Some records
···
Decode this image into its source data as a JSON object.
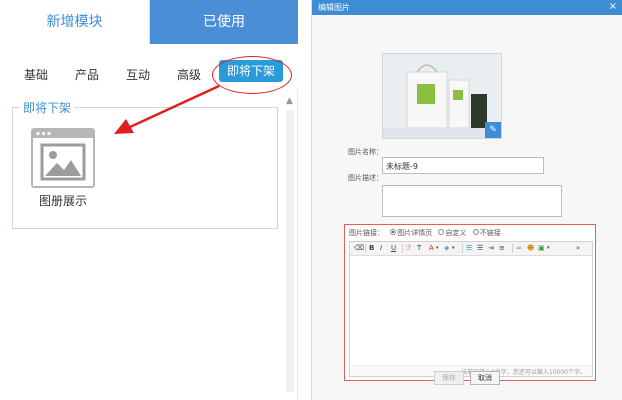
{
  "left_panel": {
    "top_tabs": {
      "new": "新增模块",
      "used": "已使用"
    },
    "categories": [
      "基础",
      "产品",
      "互动",
      "高级",
      "即将下架"
    ],
    "section_title": "即将下架",
    "module_label": "图册展示",
    "colors": {
      "accent": "#3f8fd2",
      "tab_active_bg": "#4a8fd6",
      "category_active_bg": "#2a9ad8",
      "annotation": "#e02020"
    },
    "icons": {
      "module": "album-icon",
      "scroll_up": "scroll-up-icon",
      "annotation_arrow": "red-arrow"
    }
  },
  "dialog": {
    "title": "编辑图片",
    "close": "×",
    "name_label": "图片名称：",
    "name_value": "未标题-9",
    "desc_label": "图片描述：",
    "link_label": "图片链接：",
    "link_options": [
      "图片详情页",
      "自定义",
      "不链接"
    ],
    "link_selected": "图片详情页",
    "editor_count": "当前已输入0个字，您还可以输入10000个字。",
    "save_label": "保存",
    "cancel_label": "取消",
    "toolbar_labels": [
      "B",
      "I",
      "U",
      "T",
      "A"
    ],
    "colors": {
      "header": "#3c8dd3",
      "link_box_border": "#e06060"
    }
  }
}
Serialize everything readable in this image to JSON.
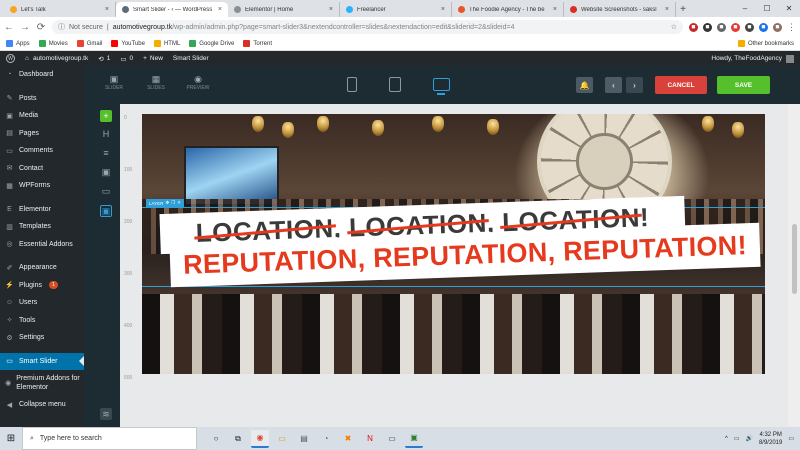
{
  "browser": {
    "tabs": [
      {
        "title": "Let's Talk",
        "favicon_color": "#f5a623"
      },
      {
        "title": "Smart Slider - ‹ — WordPress",
        "favicon_color": "#5a6b7a",
        "active": true
      },
      {
        "title": "Elementor | Home",
        "favicon_color": "#8a8f94"
      },
      {
        "title": "Freelancer",
        "favicon_color": "#29b2fe"
      },
      {
        "title": "The Foodie Agency - The be",
        "favicon_color": "#e8552b"
      },
      {
        "title": "Website Screenshots - saksl",
        "favicon_color": "#d93025"
      }
    ],
    "new_tab": "+",
    "window_controls": [
      "–",
      "☐",
      "✕"
    ],
    "security_text": "Not secure",
    "url_host": "automotivegroup.tk",
    "url_path": "/wp-admin/admin.php?page=smart-slider3&nextendcontroller=slides&nextendaction=edit&sliderid=2&slideid=4",
    "bookmarks": [
      {
        "label": "Apps",
        "color": "#4285f4"
      },
      {
        "label": "Movies",
        "color": "#34a853"
      },
      {
        "label": "Gmail",
        "color": "#ea4335"
      },
      {
        "label": "YouTube",
        "color": "#ff0000"
      },
      {
        "label": "HTML",
        "color": "#f9ab00"
      },
      {
        "label": "Google Drive",
        "color": "#34a853"
      },
      {
        "label": "Torrent",
        "color": "#d93025"
      }
    ],
    "other_bookmarks": "Other bookmarks"
  },
  "wp_admin_bar": {
    "site": "automotivegroup.tk",
    "updates": "1",
    "comments": "0",
    "new_label": "New",
    "plugin_label": "Smart Slider",
    "howdy": "Howdy, TheFoodAgency"
  },
  "sidebar": {
    "items": [
      {
        "label": "Dashboard",
        "icon": "◔"
      },
      {
        "label": "Posts",
        "icon": "✎",
        "gap": true
      },
      {
        "label": "Media",
        "icon": "▣"
      },
      {
        "label": "Pages",
        "icon": "▤"
      },
      {
        "label": "Comments",
        "icon": "▭"
      },
      {
        "label": "Contact",
        "icon": "✉"
      },
      {
        "label": "WPForms",
        "icon": "▦"
      },
      {
        "label": "Elementor",
        "icon": "E",
        "gap": true
      },
      {
        "label": "Templates",
        "icon": "▥"
      },
      {
        "label": "Essential Addons",
        "icon": "◎"
      },
      {
        "label": "Appearance",
        "icon": "✐",
        "gap": true
      },
      {
        "label": "Plugins",
        "icon": "⚡",
        "badge": "1"
      },
      {
        "label": "Users",
        "icon": "☺"
      },
      {
        "label": "Tools",
        "icon": "✧"
      },
      {
        "label": "Settings",
        "icon": "⚙"
      },
      {
        "label": "Smart Slider",
        "icon": "▭",
        "gap": true,
        "current": true
      },
      {
        "label": "Premium Addons for Elementor",
        "icon": "◉",
        "tall": true
      },
      {
        "label": "Collapse menu",
        "icon": "◀"
      }
    ]
  },
  "slider_editor": {
    "tools": [
      {
        "label": "SLIDER",
        "icon": "▣"
      },
      {
        "label": "SLIDES",
        "icon": "▦"
      },
      {
        "label": "PREVIEW",
        "icon": "◉"
      }
    ],
    "cancel_label": "CANCEL",
    "save_label": "SAVE",
    "prev_icon": "‹",
    "next_icon": "›",
    "bell_icon": "🔔",
    "left_tools": [
      "+",
      "H",
      "≡",
      "▣",
      "▭",
      "▣"
    ],
    "ruler_ticks": [
      "0",
      "100",
      "200",
      "300",
      "400",
      "500"
    ],
    "layer_label": "LAYER",
    "headline_struck": [
      "LOCATION",
      "LOCATION",
      "LOCATION"
    ],
    "headline_struck_separators": [
      ", ",
      ", ",
      "!"
    ],
    "headline_main": "REPUTATION, REPUTATION, REPUTATION!",
    "accent_red": "#e53a1e",
    "accent_blue": "#2e9fd8",
    "save_green": "#55c02b",
    "cancel_red": "#d9423b"
  },
  "taskbar": {
    "search_placeholder": "Type here to search",
    "time": "4:32 PM",
    "date": "8/9/2019",
    "tray_icons": [
      "^",
      "▭",
      "🔊",
      "ENG"
    ]
  }
}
···
Select and copy every line of the listing with the word "bookmarks".

- Correct answer
    "bookmarks": [
    "other_bookmarks": "Other bookmarks"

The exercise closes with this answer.